### Consigne:
Recopie en entier le passage sur la méthode anglaise, sans y changer un seul mot.

### Passage du texte:
---+---

Tradition et progrès, liberté religieuse, liberté politique, mais avec toutes les transitions et gradations que réclame le respect de la coutume, telle est en tout et partout la méthode anglaise. Tennyson a bien résumé l’histoire et le caractère de son pays quand il a dit, dans une poésie vraiment britannique :


C’est la terre que travaillent des hommes libres,
Qu’a choisie la Liberté sobrement poursuivie,
La terre où, devant ses amis ou adversaires,
Un homme peut dire ce qu’il veut ;
Une terre de gouvernement bien établi,
Une terre de juste et vieux renom.
Où la Liberté va s’élarfiissant lentement,
De précédent en précédent ;
Où la faction rarement lève la tête,
Où, par degrés amenée à sa plénitude,
La force de quelque pensée diffusive
A le temps et l’espace pour agir et se répandre.

---+---

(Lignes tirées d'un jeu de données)
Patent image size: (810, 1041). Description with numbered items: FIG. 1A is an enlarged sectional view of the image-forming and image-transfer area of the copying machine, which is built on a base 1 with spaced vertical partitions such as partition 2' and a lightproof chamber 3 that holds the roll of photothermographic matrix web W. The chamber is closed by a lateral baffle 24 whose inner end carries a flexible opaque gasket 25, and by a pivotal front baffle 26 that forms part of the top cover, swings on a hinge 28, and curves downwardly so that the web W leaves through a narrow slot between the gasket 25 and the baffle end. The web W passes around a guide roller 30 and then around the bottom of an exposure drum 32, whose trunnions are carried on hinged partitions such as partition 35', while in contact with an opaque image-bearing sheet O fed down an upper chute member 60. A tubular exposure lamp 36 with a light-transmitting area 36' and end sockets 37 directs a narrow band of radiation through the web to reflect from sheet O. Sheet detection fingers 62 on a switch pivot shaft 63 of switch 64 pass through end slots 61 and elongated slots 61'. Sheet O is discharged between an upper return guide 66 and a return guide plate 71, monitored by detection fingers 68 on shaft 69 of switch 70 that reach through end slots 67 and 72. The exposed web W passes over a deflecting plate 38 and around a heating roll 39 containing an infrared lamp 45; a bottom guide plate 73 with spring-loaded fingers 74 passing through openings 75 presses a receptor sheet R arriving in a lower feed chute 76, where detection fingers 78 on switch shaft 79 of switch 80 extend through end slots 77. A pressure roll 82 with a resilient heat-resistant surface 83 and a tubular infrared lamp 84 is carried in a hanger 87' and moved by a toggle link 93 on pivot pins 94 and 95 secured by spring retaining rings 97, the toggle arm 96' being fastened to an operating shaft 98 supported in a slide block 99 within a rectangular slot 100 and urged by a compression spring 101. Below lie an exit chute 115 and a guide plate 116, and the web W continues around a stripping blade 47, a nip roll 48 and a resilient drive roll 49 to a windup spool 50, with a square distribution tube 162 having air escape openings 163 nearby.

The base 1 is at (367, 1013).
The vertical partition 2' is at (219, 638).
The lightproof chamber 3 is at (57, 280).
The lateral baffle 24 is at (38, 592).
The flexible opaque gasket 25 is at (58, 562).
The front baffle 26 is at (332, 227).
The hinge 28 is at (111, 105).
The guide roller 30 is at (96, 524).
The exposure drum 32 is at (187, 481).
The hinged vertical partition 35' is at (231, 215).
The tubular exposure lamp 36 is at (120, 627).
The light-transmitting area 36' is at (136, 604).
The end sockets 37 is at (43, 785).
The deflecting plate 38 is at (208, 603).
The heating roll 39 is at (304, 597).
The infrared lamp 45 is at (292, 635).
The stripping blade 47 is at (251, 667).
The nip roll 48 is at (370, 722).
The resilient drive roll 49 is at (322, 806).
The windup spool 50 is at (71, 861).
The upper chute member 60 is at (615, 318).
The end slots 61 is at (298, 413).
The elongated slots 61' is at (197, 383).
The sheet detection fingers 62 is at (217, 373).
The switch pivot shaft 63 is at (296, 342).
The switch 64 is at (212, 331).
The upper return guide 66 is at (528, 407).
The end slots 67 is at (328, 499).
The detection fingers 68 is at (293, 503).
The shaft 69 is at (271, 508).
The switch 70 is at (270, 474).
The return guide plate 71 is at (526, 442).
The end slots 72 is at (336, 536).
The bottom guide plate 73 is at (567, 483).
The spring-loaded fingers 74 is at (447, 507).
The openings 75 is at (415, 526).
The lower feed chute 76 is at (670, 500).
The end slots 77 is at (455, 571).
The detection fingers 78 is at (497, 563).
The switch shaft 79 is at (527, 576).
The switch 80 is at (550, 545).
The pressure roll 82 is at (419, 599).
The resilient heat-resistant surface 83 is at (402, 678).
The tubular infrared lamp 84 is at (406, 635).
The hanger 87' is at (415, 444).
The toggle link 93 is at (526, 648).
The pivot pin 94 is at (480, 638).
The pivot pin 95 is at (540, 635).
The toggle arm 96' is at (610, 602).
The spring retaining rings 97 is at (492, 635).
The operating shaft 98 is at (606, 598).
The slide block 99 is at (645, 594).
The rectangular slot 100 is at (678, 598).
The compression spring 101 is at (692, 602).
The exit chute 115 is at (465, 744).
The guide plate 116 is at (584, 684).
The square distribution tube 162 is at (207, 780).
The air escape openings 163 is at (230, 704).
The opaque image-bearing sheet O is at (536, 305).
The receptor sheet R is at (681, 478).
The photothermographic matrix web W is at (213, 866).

---+---

### Réponse:
Tradition et progrès, liberté religieuse, liberté politique, mais avec toutes les transitions et gradations que réclame le respect de la coutume, telle est en tout et partout la méthode anglaise. Tennyson a bien résumé l’histoire et le caractère de son pays quand il a dit, dans une poésie vraiment britannique :


C’est la terre que travaillent des hommes libres,
Qu’a choisie la Liberté sobrement poursuivie,
La terre où, devant ses amis ou adversaires,
Un homme peut dire ce qu’il veut ;
Une terre de gouvernement bien établi,
Une terre de juste et vieux renom.
Où la Liberté va s’élarfiissant lentement,
De précédent en précédent ;
Où la faction rarement lève la tête,
Où, par degrés amenée à sa plénitude,
La force de quelque pensée diffusive
A le temps et l’espace pour agir et se répandre.